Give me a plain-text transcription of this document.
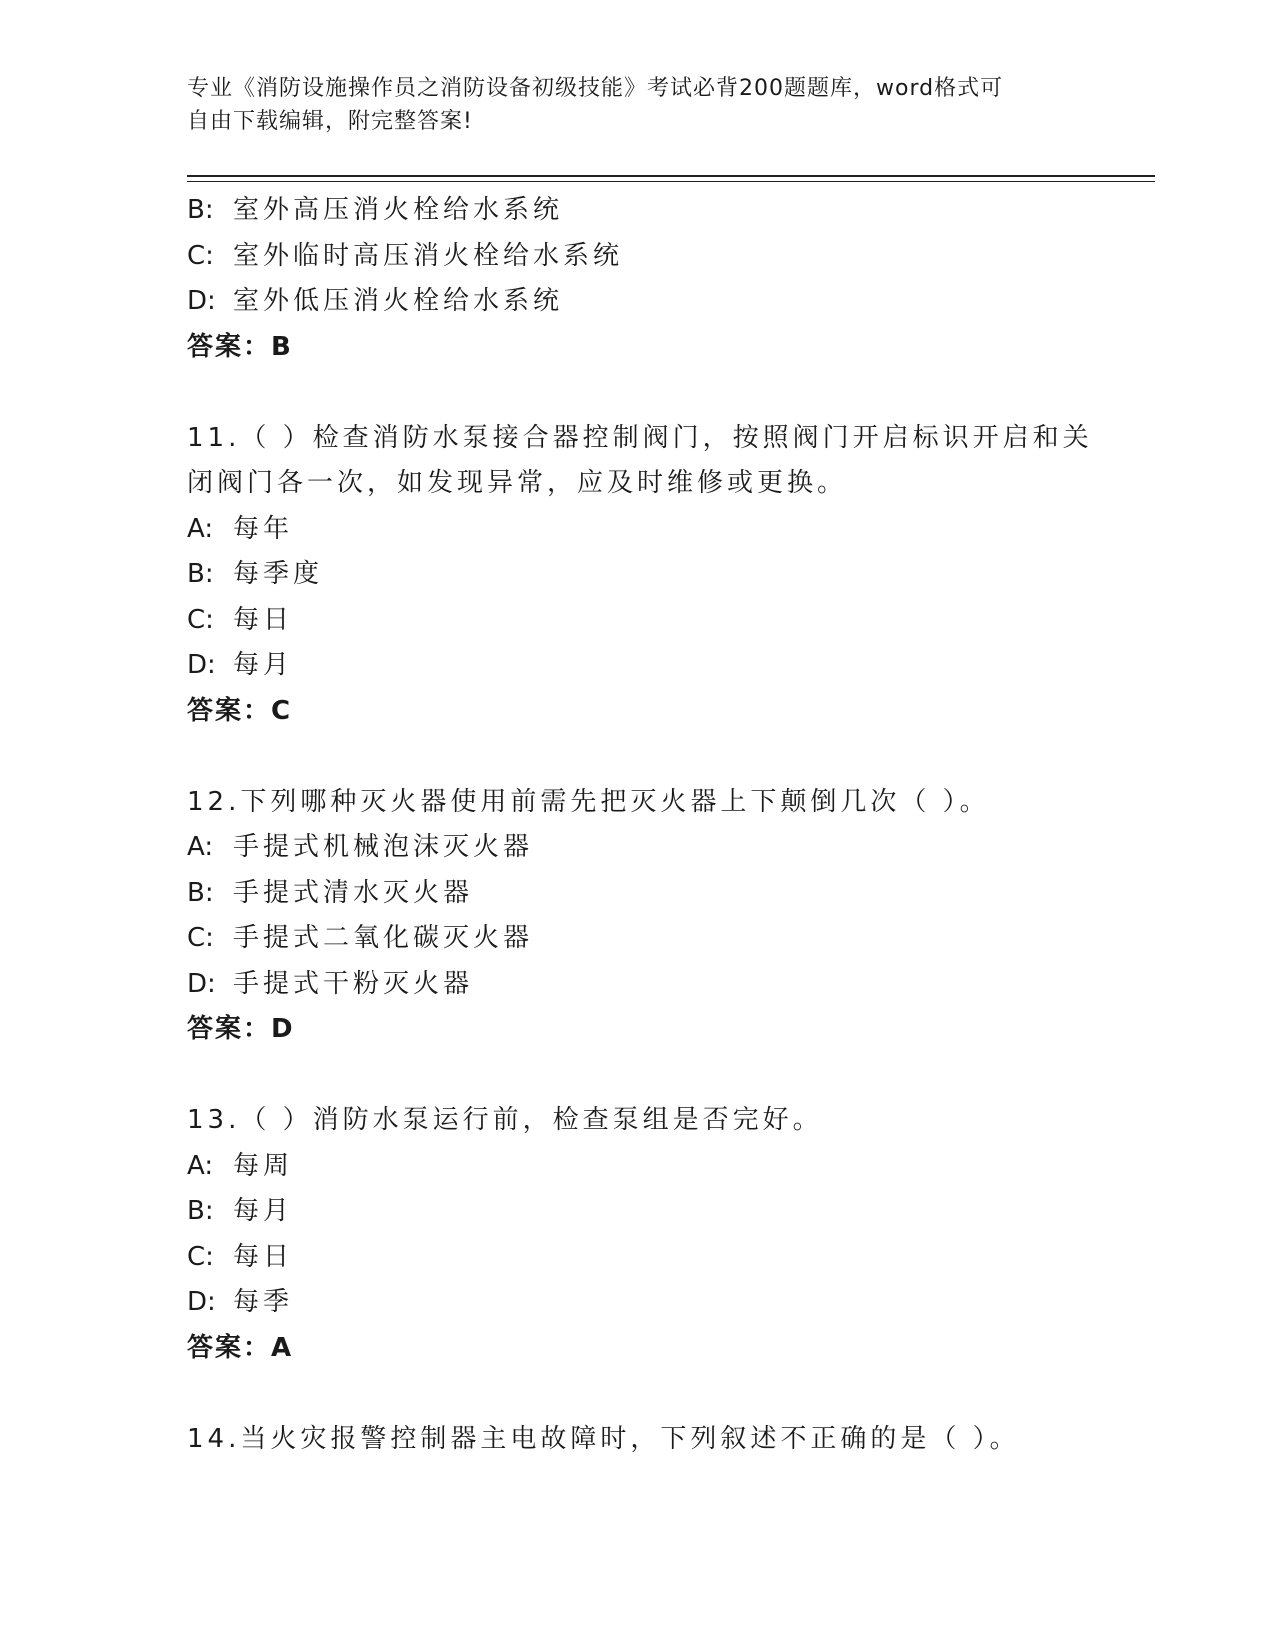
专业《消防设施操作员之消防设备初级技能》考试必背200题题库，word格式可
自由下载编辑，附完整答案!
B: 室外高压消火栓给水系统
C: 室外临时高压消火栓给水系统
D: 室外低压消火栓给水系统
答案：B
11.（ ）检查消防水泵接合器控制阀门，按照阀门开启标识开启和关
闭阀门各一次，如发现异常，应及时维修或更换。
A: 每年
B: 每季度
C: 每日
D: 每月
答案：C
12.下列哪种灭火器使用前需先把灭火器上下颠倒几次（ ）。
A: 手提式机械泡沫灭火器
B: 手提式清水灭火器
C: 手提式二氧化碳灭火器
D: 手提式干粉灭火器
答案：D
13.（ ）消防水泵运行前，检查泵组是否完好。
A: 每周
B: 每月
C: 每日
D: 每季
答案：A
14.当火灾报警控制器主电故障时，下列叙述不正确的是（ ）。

— WHAT YOU HAVE TO DO —
Leave the pictures out and write out every entry exactly as given.

— SOLUTION FOR THIS PROBLEM —
Give me a plain-text transcription of this document.
专业《消防设施操作员之消防设备初级技能》考试必背200题题库，word格式可
自由下载编辑，附完整答案!
B: 室外高压消火栓给水系统
C: 室外临时高压消火栓给水系统
D: 室外低压消火栓给水系统
答案：B
11.（ ）检查消防水泵接合器控制阀门，按照阀门开启标识开启和关
闭阀门各一次，如发现异常，应及时维修或更换。
A: 每年
B: 每季度
C: 每日
D: 每月
答案：C
12.下列哪种灭火器使用前需先把灭火器上下颠倒几次（ ）。
A: 手提式机械泡沫灭火器
B: 手提式清水灭火器
C: 手提式二氧化碳灭火器
D: 手提式干粉灭火器
答案：D
13.（ ）消防水泵运行前，检查泵组是否完好。
A: 每周
B: 每月
C: 每日
D: 每季
答案：A
14.当火灾报警控制器主电故障时，下列叙述不正确的是（ ）。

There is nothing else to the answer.